TASK STATEMENT:
Gather up the lines that contain "text".

THE INPUT:
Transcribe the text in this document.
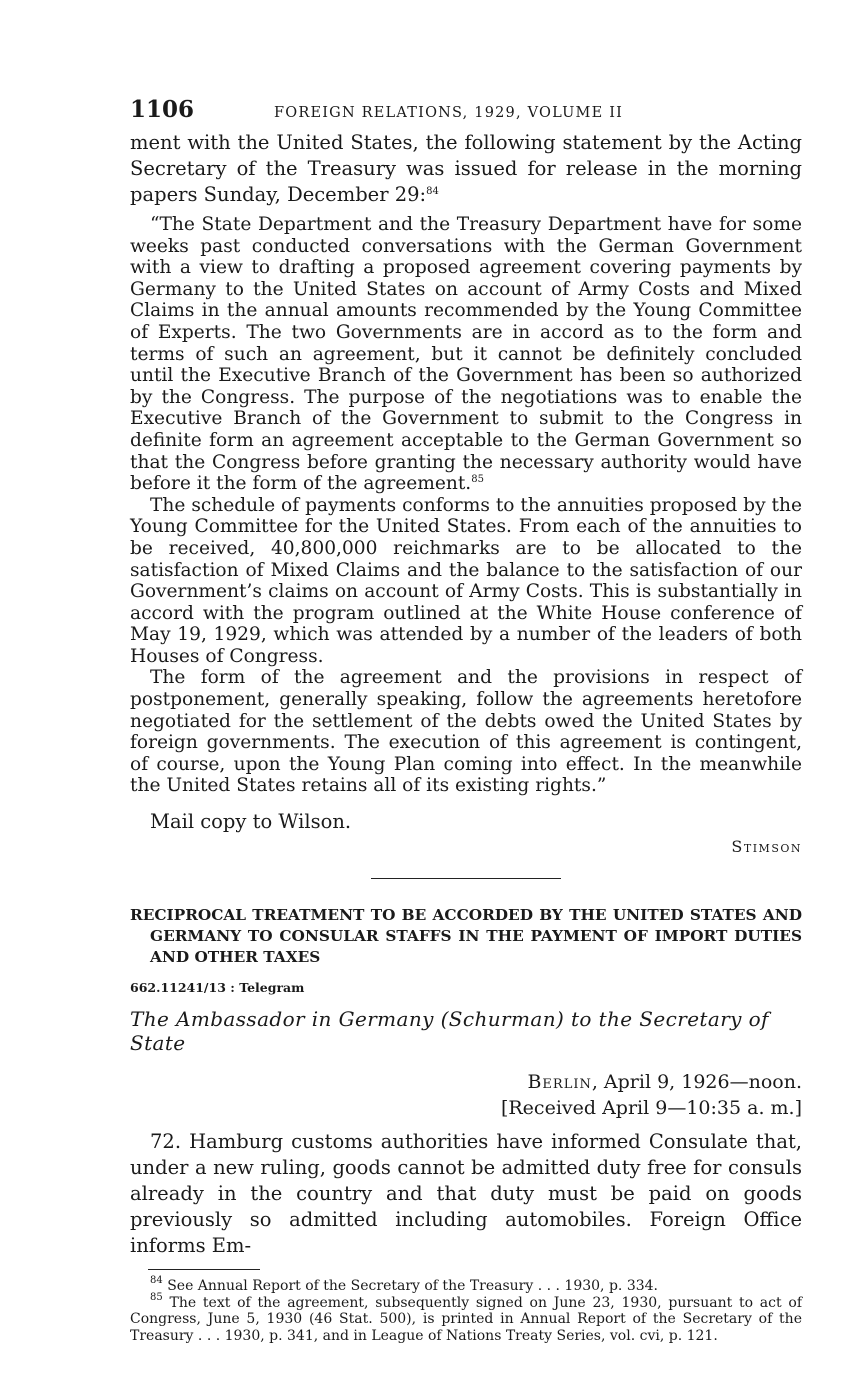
1106	FOREIGN RELATIONS, 1929, VOLUME II

ment with the United States, the following statement by the Acting Secretary of the Treasury was issued for release in the morning papers Sunday, December 29:$^{84}$

“The State Department and the Treasury Department have for some weeks past conducted conversations with the German Government with a view to drafting a proposed agreement covering payments by Germany to the United States on account of Army Costs and Mixed Claims in the annual amounts recommended by the Young Committee of Experts. The two Governments are in accord as to the form and terms of such an agreement, but it cannot be definitely concluded until the Executive Branch of the Government has been so authorized by the Congress. The purpose of the negotiations was to enable the Executive Branch of the Government to submit to the Congress in definite form an agreement acceptable to the German Government so that the Congress before granting the necessary authority would have before it the form of the agreement.$^{85}$

The schedule of payments conforms to the annuities proposed by the Young Committee for the United States. From each of the annuities to be received, 40,800,000 reichmarks are to be allocated to the satisfaction of Mixed Claims and the balance to the satisfaction of our Government’s claims on account of Army Costs. This is substantially in accord with the program outlined at the White House conference of May 19, 1929, which was attended by a number of the leaders of both Houses of Congress.

The form of the agreement and the provisions in respect of postponement, generally speaking, follow the agreements heretofore negotiated for the settlement of the debts owed the United States by foreign governments. The execution of this agreement is contingent, of course, upon the Young Plan coming into effect. In the meanwhile the United States retains all of its existing rights.”

Mail copy to Wilson.

Stimson
RECIPROCAL TREATMENT TO BE ACCORDED BY THE UNITED STATES AND GERMANY TO CONSULAR STAFFS IN THE PAYMENT OF IMPORT DUTIES AND OTHER TAXES
662.11241/13 : Telegram
The Ambassador in Germany (Schurman) to the Secretary of State
Berlin, April 9, 1926—noon.
[Received April 9—10:35 a. m.]

72. Hamburg customs authorities have informed Consulate that, under a new ruling, goods cannot be admitted duty free for consuls already in the country and that duty must be paid on goods previously so admitted including automobiles. Foreign Office informs Em-

$^{84}$ See Annual Report of the Secretary of the Treasury . . . 1930, p. 334.

$^{85}$ The text of the agreement, subsequently signed on June 23, 1930, pursuant to act of Congress, June 5, 1930 (46 Stat. 500), is printed in Annual Report of the Secretary of the Treasury . . . 1930, p. 341, and in League of Nations Treaty Series, vol. cvi, p. 121.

OUTPUT:
Transcribe the text in this document.
$^{85}$ The text of the agreement, subsequently signed on June 23, 1930, pursuant to act of Congress, June 5, 1930 (46 Stat. 500), is printed in Annual Report of the Secretary of the Treasury . . . 1930, p. 341, and in League of Nations Treaty Series, vol. cvi, p. 121.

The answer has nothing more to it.